§ **Task to carry out**:
The records that follow are to be transcribed in full, without their images.

Recorded data:
▬▬▬

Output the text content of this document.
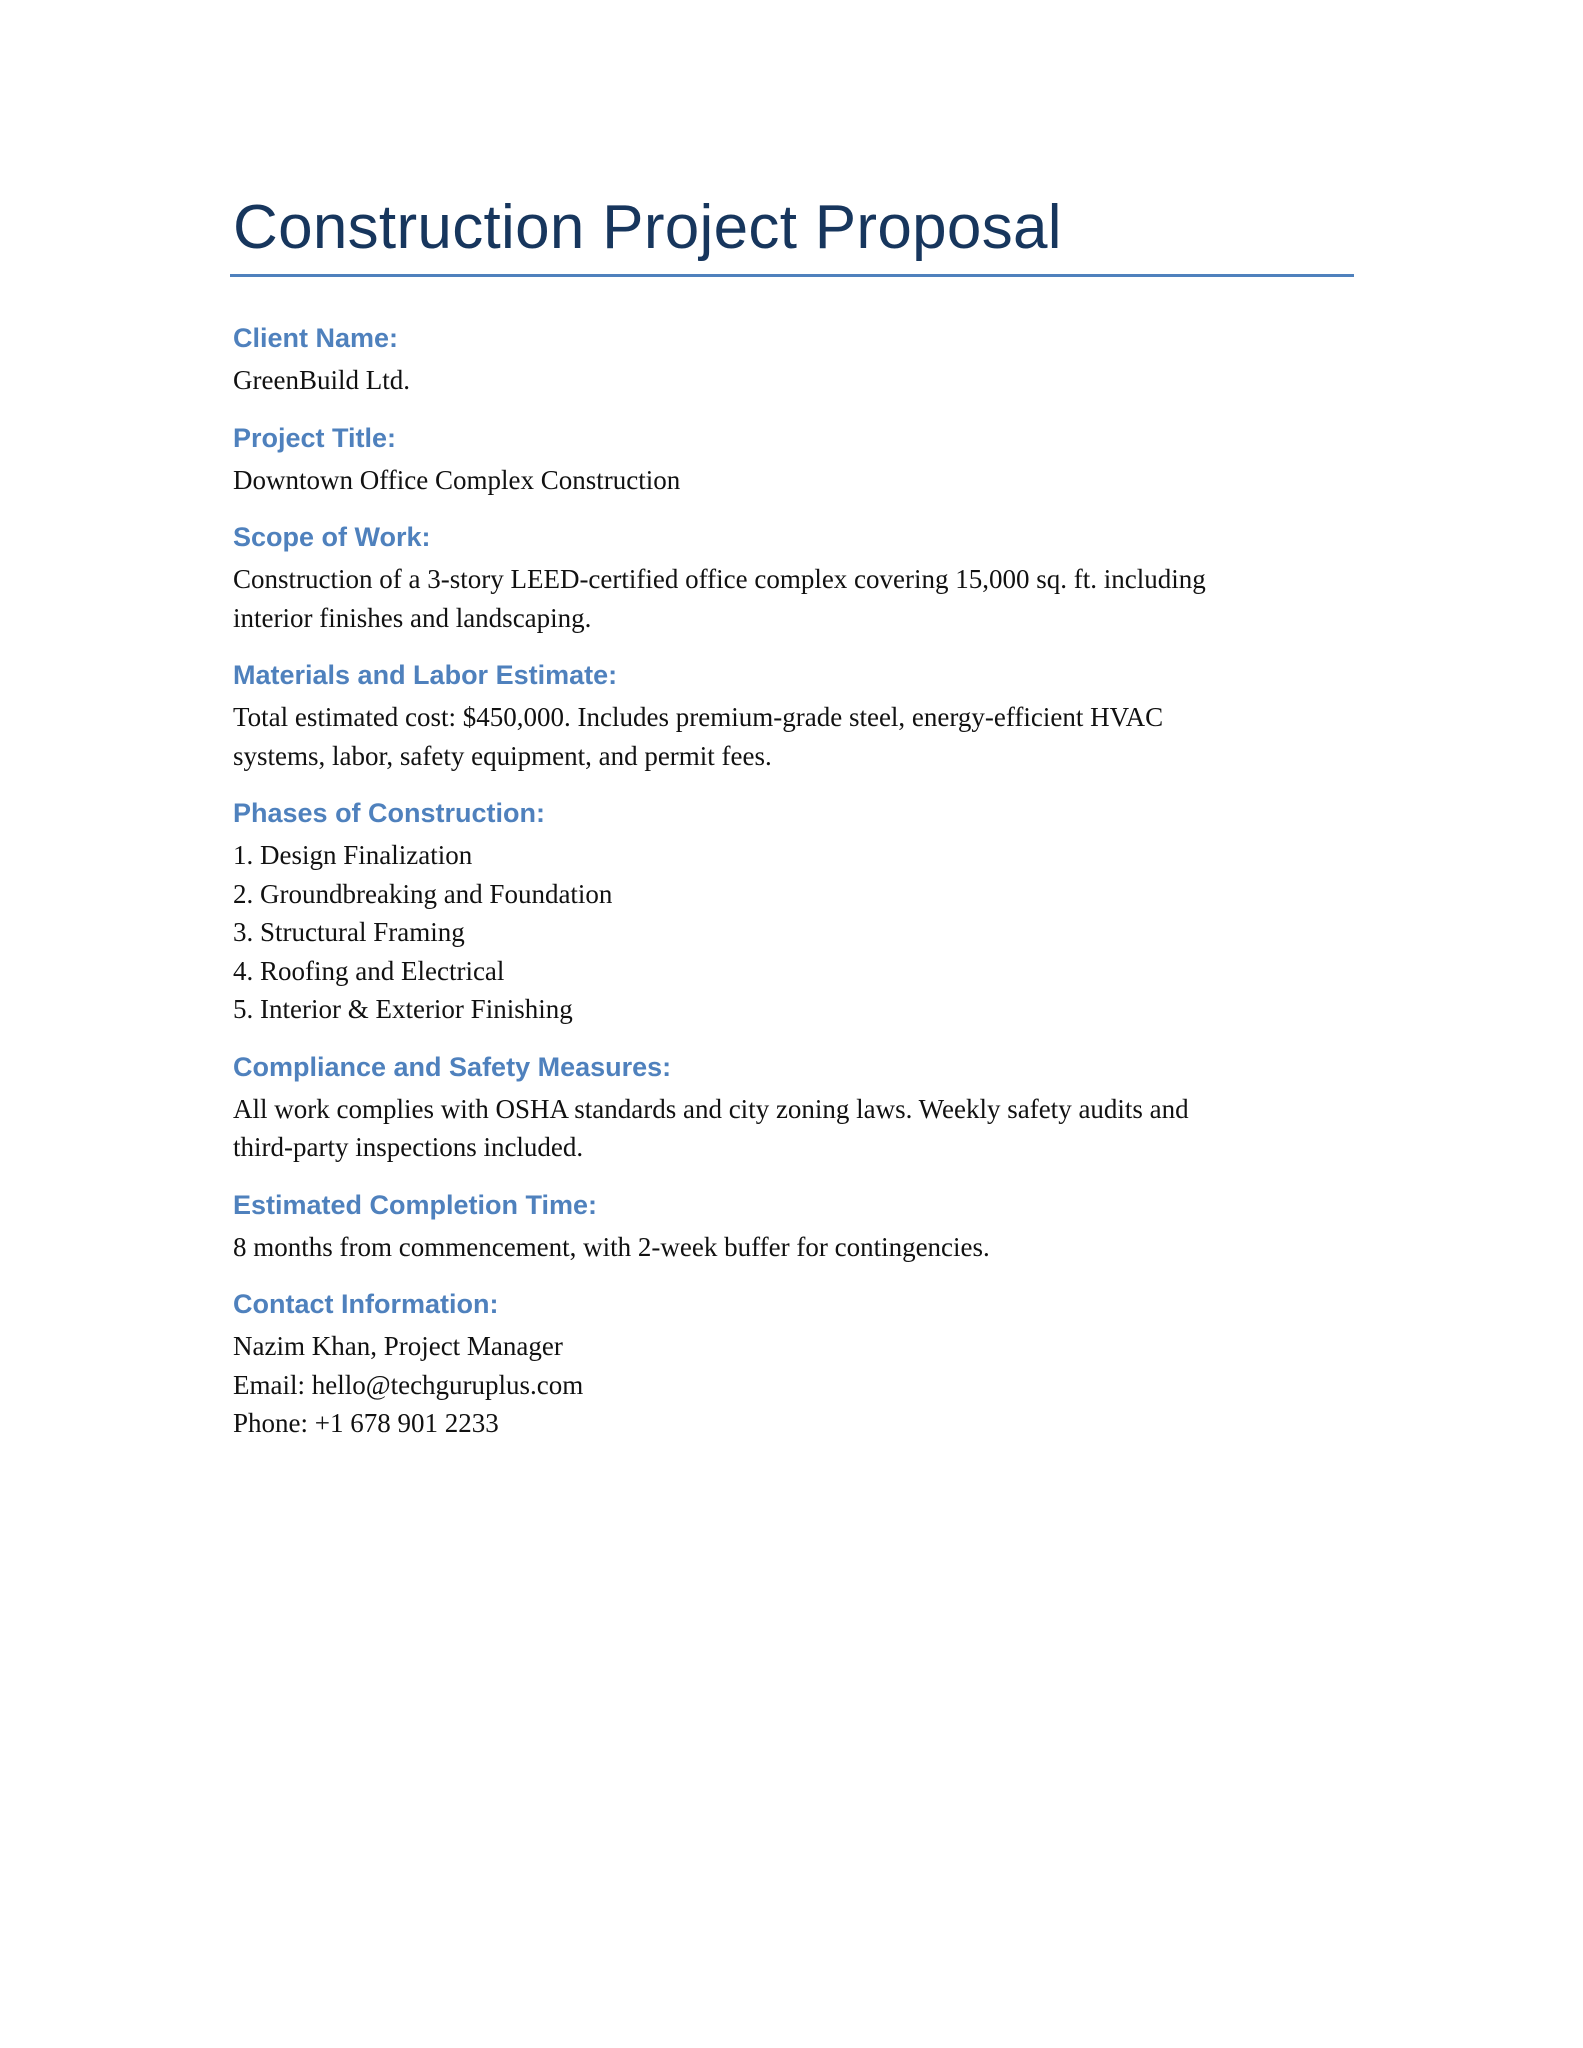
Construction Project Proposal
Client Name:
GreenBuild Ltd.
Project Title:
Downtown Office Complex Construction
Scope of Work:
Construction of a 3-story LEED-certified office complex covering 15,000 sq. ft. including
interior finishes and landscaping.
Materials and Labor Estimate:
Total estimated cost: $450,000. Includes premium-grade steel, energy-efficient HVAC
systems, labor, safety equipment, and permit fees.
Phases of Construction:
1. Design Finalization
2. Groundbreaking and Foundation
3. Structural Framing
4. Roofing and Electrical
5. Interior & Exterior Finishing
Compliance and Safety Measures:
All work complies with OSHA standards and city zoning laws. Weekly safety audits and
third-party inspections included.
Estimated Completion Time:
8 months from commencement, with 2-week buffer for contingencies.
Contact Information:
Nazim Khan, Project Manager
Email: hello@techguruplus.com
Phone: +1 678 901 2233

▬▬▬

§ **Output below**:
Output the text content of this document.
Construction Project Proposal
Client Name:
GreenBuild Ltd.
Project Title:
Downtown Office Complex Construction
Scope of Work:
Construction of a 3-story LEED-certified office complex covering 15,000 sq. ft. including
interior finishes and landscaping.
Materials and Labor Estimate:
Total estimated cost: $450,000. Includes premium-grade steel, energy-efficient HVAC
systems, labor, safety equipment, and permit fees.
Phases of Construction:
1. Design Finalization
2. Groundbreaking and Foundation
3. Structural Framing
4. Roofing and Electrical
5. Interior & Exterior Finishing
Compliance and Safety Measures:
All work complies with OSHA standards and city zoning laws. Weekly safety audits and
third-party inspections included.
Estimated Completion Time:
8 months from commencement, with 2-week buffer for contingencies.
Contact Information:
Nazim Khan, Project Manager
Email: hello@techguruplus.com
Phone: +1 678 901 2233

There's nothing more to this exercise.